The exercise. Send back all the data below, exactly as given.

╭─ Given data

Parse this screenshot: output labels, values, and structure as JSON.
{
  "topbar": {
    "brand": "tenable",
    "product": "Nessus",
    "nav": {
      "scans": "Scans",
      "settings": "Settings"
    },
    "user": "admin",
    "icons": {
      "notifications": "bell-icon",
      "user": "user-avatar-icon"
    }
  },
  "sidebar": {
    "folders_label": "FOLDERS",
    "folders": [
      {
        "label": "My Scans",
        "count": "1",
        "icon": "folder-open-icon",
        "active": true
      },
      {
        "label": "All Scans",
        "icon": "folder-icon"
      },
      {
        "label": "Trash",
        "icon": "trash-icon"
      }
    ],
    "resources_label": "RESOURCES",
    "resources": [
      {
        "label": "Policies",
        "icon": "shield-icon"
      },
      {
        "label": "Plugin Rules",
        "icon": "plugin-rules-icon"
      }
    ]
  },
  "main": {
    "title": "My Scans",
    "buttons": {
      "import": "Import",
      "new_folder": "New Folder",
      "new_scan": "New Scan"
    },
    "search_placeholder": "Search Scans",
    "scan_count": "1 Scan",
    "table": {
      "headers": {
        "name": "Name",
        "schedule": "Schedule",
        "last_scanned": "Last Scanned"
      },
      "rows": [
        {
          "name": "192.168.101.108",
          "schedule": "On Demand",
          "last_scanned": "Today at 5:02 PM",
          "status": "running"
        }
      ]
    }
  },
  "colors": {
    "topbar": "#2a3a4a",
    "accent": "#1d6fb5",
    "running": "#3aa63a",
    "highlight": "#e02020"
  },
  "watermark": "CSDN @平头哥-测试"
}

╰─

Exercise response.
Parse this screenshot: output labels, values, and structure as JSON.
{
  "topbar": {
    "brand": "tenable",
    "product": "Nessus",
    "nav": {
      "scans": "Scans",
      "settings": "Settings"
    },
    "user": "admin",
    "icons": {
      "notifications": "bell-icon",
      "user": "user-avatar-icon"
    }
  },
  "sidebar": {
    "folders_label": "FOLDERS",
    "folders": [
      {
        "label": "My Scans",
        "count": "1",
        "icon": "folder-open-icon",
        "active": true
      },
      {
        "label": "All Scans",
        "icon": "folder-icon"
      },
      {
        "label": "Trash",
        "icon": "trash-icon"
      }
    ],
    "resources_label": "RESOURCES",
    "resources": [
      {
        "label": "Policies",
        "icon": "shield-icon"
      },
      {
        "label": "Plugin Rules",
        "icon": "plugin-rules-icon"
      }
    ]
  },
  "main": {
    "title": "My Scans",
    "buttons": {
      "import": "Import",
      "new_folder": "New Folder",
      "new_scan": "New Scan"
    },
    "search_placeholder": "Search Scans",
    "scan_count": "1 Scan",
    "table": {
      "headers": {
        "name": "Name",
        "schedule": "Schedule",
        "last_scanned": "Last Scanned"
      },
      "rows": [
        {
          "name": "192.168.101.108",
          "schedule": "On Demand",
          "last_scanned": "Today at 5:02 PM",
          "status": "running"
        }
      ]
    }
  },
  "colors": {
    "topbar": "#2a3a4a",
    "accent": "#1d6fb5",
    "running": "#3aa63a",
    "highlight": "#e02020"
  },
  "watermark": "CSDN @平头哥-测试"
}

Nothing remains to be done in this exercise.